* [GOAL 1]: Using the passage on security and great-power rivalry, say whether each statement below agrees with it: (a) medium-sized states have become "assisting actors" in the renewed confrontation; (b) threats from outside a country are more dangerous than those from within; (c) "soft power" is counted among the internal factors. Answer yes or no for each and quote the words from the passage that decide it.
* [GOAL 2]: According to the passage on security and great-power rivalry, which two factors seem at first glance to determine the competition and rivalry of modernity?
* [GOAL 3]: Write the next part of the passage on security and great-power rivalry, picking up after its final sentence.

#### READING PASSAGE ####

Today, the post-Cold War world “order” is in a phase of renewed competition and rivalry between major powers, which is equally felt by medium and small states. Moreover, by sharply increasing their role in the regional and sub-regional format, medium-sized states have turned into “assisting actors” in the renewed confrontation, while small countries are looking at a wide range of ways to pave the way for the external security vector, which offers them a multitude of choices – from balancing to hedging their own interests.
Recalling a few axioms
At first glance, it seems as if the essence and dynamics of the competition and rivalry of modernity are determined mainly by two factors – military and economic – but this is only a momentary and superficial impression. In reality, the basis for the effectiveness and efficiency of both factors is determined by the stability of a country’s political and social system, its acceptance by society, fair participation in it, and equal access to existing opportunities. Otherwise, any military or economic capability, even if it has an effect over a certain period of time, gradually wears out and declines. As a result, the facture of public and social resilience is broken, a significant number of citizens become asocial and indifferent to public and national interests, the system of governance closes in on itself, and thus only accelerates the erosion of trust in it, the thread of solidarity between the state and the citizen is torn, and all this worsens the country’s position in the external arena and leads to the deterioration of its security system.
Numerous examples in today’s world clearly show that the view of international influence by the government or society of a country on the basis of the traditional and classical approach, as a mere compound of external components, is the result of an extremely narrow view and leads to (irreparable) mistakes. Certainly, the danger of external aggression, intervention and interference in the internal life of a country by foreign forces is not debatable, but we believe that harmful and destructive influences emanating from within a country are no less, if not more, dangerous than influences of the same nature from the outside. Moreover, it is endogenous factors – a sense of injustice in society, unequal distribution of public resources, selectivity based on political, social or faith grounds, or any other imbalance or inequality – that can provide fertile ground for the full realization of potential exogenous factors, tenfold and hundredfold increase the effect of virtually any plan or intention directed against the sovereignty and national interests of the country, often – turning the impossible into the possible, turning the irreversible, turning the unthinkable into a tangible given.
So, for us, too, avoiding the stereotype of security in the narrow sense of the word when voicing or making decisions is a necessary starting point for both governors and the governed. As a result, both the concept and the phenomenon are seen only as a combination of external (economic and military ties, diplomacy and behind-the-scenes advocacy, “soft power”) and internal factors (inclusiveness of the political process, social solidarity, equal access to economic opportunities, clear and open resource allocation system), and are collectively transferred to the practical field for the purpose of implementation.

#### INFORMATION PROVIDED ####

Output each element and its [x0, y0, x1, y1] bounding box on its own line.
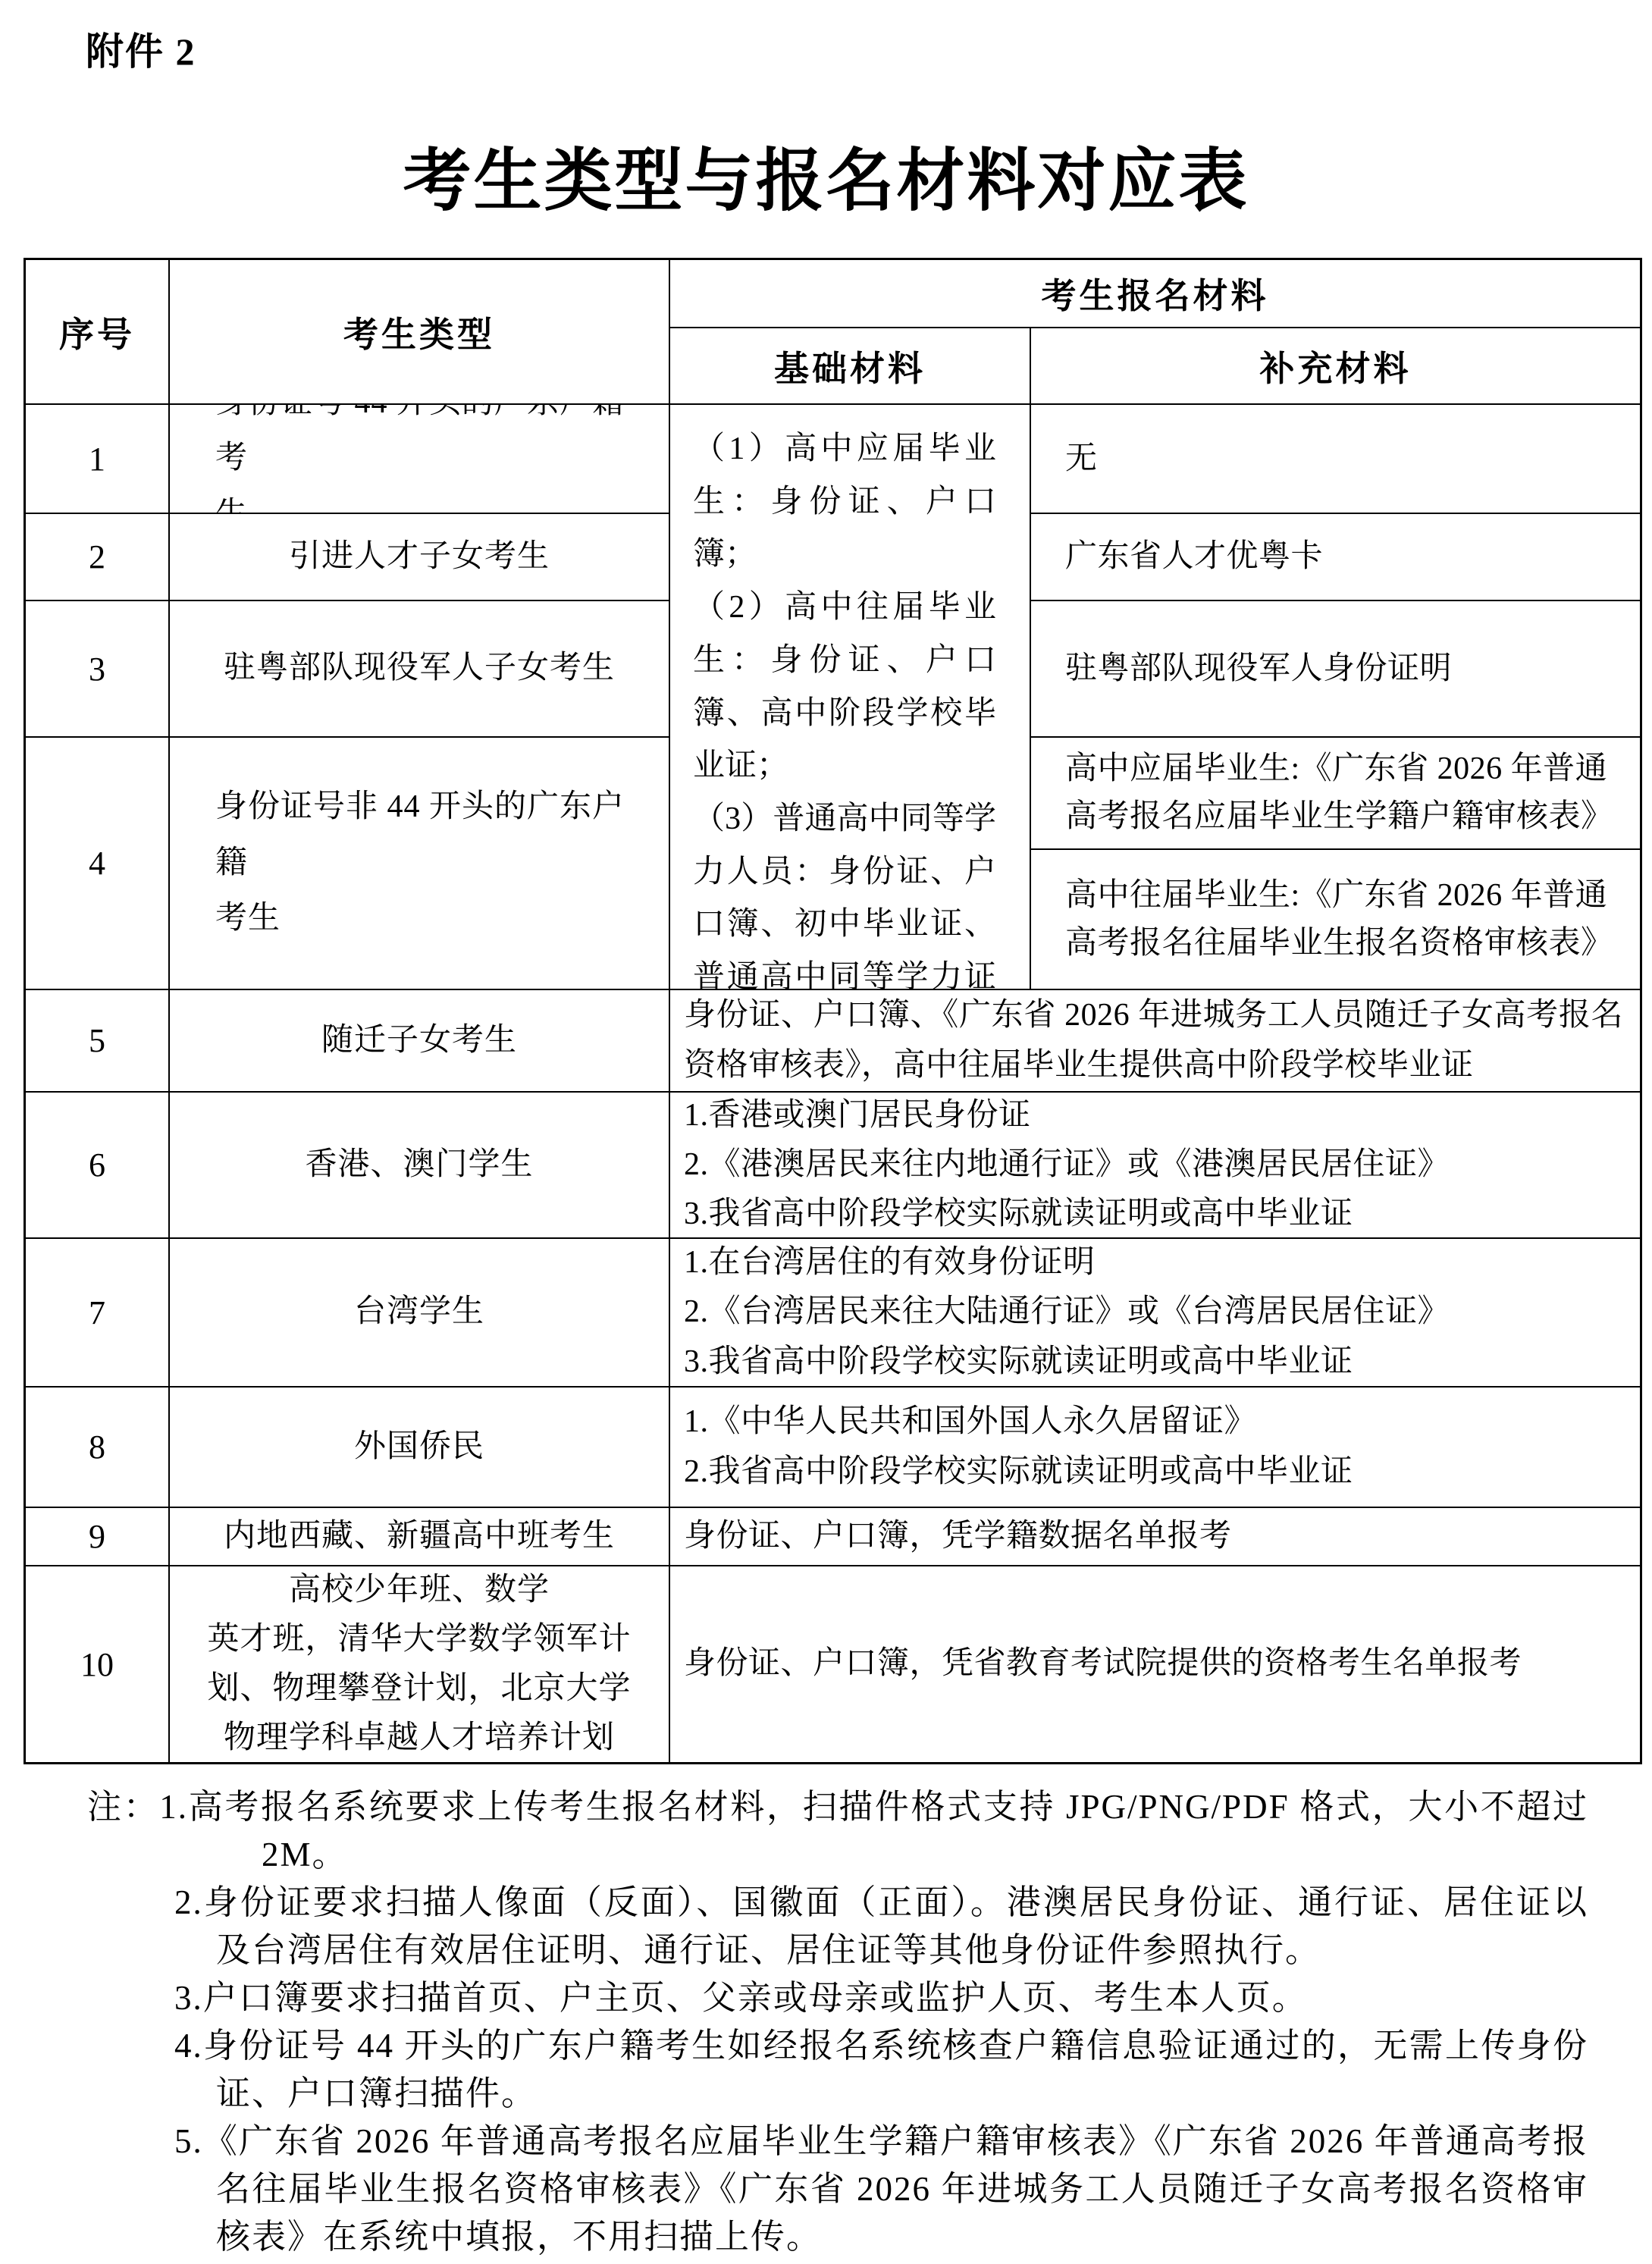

####

* [TASK RESULT 1]:
(a) Yes: "medium-sized states have turned into “assisting actors” in the renewed confrontation"
(b) No: "harmful and destructive influences emanating from within a country are no less, if not more, dangerous than influences of the same nature from the outside"
(c) No: "external (economic and military ties, diplomacy and behind-the-scenes advocacy, “soft power”)"

* [TASK RESULT 2]: Military and economic factors.

* [TASK RESULT 3]:
Before turning to the specific issues of practical interest to us, a few key, very brief remarks are appropriate. Each of these leads to a new reality of internal security (and related external security):
(a) The past period of the 21st century has been characterised by a high degree of fragmentation of the democratic process and institutions. This process is likely to continue in the near future;
(b) The sense of social responsibility and the accountability obligation has significantly decreased among the leading actors of the market economy – representatives of the corporate world;
(c) In the process of asset accumulation and growth, the gaps created between different sections of society continue to widen, which is a major source of intense political and social storms;
(d) Taking democratic rights and freedoms “for granted” can be a fatal mistake, since these rights and freedoms do not come and take root on their own. They need constant care, support and nurturing if they are to be maintained and improved. Otherwise, to paraphrase a famous saying, every nation ends up in the environment it deserves…
On the state function of democracy: generalized ‘lessons’ …
Before we focus on this functional purpose, we believe it appropriate to mention a few important “lessons”. It is necessary to talk about them not only for the purpose of theoretical discussion of the issue, but also from a practical point of view: including in order to better see and understand where the development of the Georgian state has “stopped” today, in particular, what the problem is with its political culture, and what has made Georgian society hostage to its own clichés and weaknesses.
Specifically, let’s start with:
(1) Democracy does not create an unconditional counterweight to economic inequality. Thus, relying only on self-regulation and self-governance of the democratic process can lead to a fatal outcome, namely, it can damage the reputation of democracy as a form of governance, facilitate the emergence of populism and radicalism, and, as a result, the creation of suitable conditions for the establishment of autocracy.
Such “evolution” is particularly noteworthy for Georgia and those countries for which poverty remains the main challenge, with the risk of possible autocracy and multiplication of external threats through institutional erosion increasing proportionally.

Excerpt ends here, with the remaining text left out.